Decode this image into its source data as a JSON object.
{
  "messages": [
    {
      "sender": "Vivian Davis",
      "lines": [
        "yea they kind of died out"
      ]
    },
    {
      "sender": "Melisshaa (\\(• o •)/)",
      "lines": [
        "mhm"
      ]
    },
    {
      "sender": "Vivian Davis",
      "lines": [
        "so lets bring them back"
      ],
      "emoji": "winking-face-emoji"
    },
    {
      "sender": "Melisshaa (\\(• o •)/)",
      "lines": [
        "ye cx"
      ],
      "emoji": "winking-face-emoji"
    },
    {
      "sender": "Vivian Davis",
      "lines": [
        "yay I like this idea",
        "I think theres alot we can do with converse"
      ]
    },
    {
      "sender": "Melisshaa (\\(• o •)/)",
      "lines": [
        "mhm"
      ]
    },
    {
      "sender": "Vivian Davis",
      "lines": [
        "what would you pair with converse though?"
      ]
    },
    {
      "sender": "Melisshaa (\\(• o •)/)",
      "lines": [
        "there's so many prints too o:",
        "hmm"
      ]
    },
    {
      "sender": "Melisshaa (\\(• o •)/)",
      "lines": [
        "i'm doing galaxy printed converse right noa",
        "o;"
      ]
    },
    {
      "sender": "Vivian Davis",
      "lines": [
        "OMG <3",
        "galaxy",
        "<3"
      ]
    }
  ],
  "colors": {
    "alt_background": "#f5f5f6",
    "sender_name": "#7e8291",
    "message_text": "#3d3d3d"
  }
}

+ + + +

Brief:
Above are some records. Print them all exactly.

Final result:
Decode this image into its source data as a JSON object.
{
  "messages": [
    {
      "sender": "Vivian Davis",
      "lines": [
        "yea they kind of died out"
      ]
    },
    {
      "sender": "Melisshaa (\\(• o •)/)",
      "lines": [
        "mhm"
      ]
    },
    {
      "sender": "Vivian Davis",
      "lines": [
        "so lets bring them back"
      ],
      "emoji": "winking-face-emoji"
    },
    {
      "sender": "Melisshaa (\\(• o •)/)",
      "lines": [
        "ye cx"
      ],
      "emoji": "winking-face-emoji"
    },
    {
      "sender": "Vivian Davis",
      "lines": [
        "yay I like this idea",
        "I think theres alot we can do with converse"
      ]
    },
    {
      "sender": "Melisshaa (\\(• o •)/)",
      "lines": [
        "mhm"
      ]
    },
    {
      "sender": "Vivian Davis",
      "lines": [
        "what would you pair with converse though?"
      ]
    },
    {
      "sender": "Melisshaa (\\(• o •)/)",
      "lines": [
        "there's so many prints too o:",
        "hmm"
      ]
    },
    {
      "sender": "Melisshaa (\\(• o •)/)",
      "lines": [
        "i'm doing galaxy printed converse right noa",
        "o;"
      ]
    },
    {
      "sender": "Vivian Davis",
      "lines": [
        "OMG <3",
        "galaxy",
        "<3"
      ]
    }
  ],
  "colors": {
    "alt_background": "#f5f5f6",
    "sender_name": "#7e8291",
    "message_text": "#3d3d3d"
  }
}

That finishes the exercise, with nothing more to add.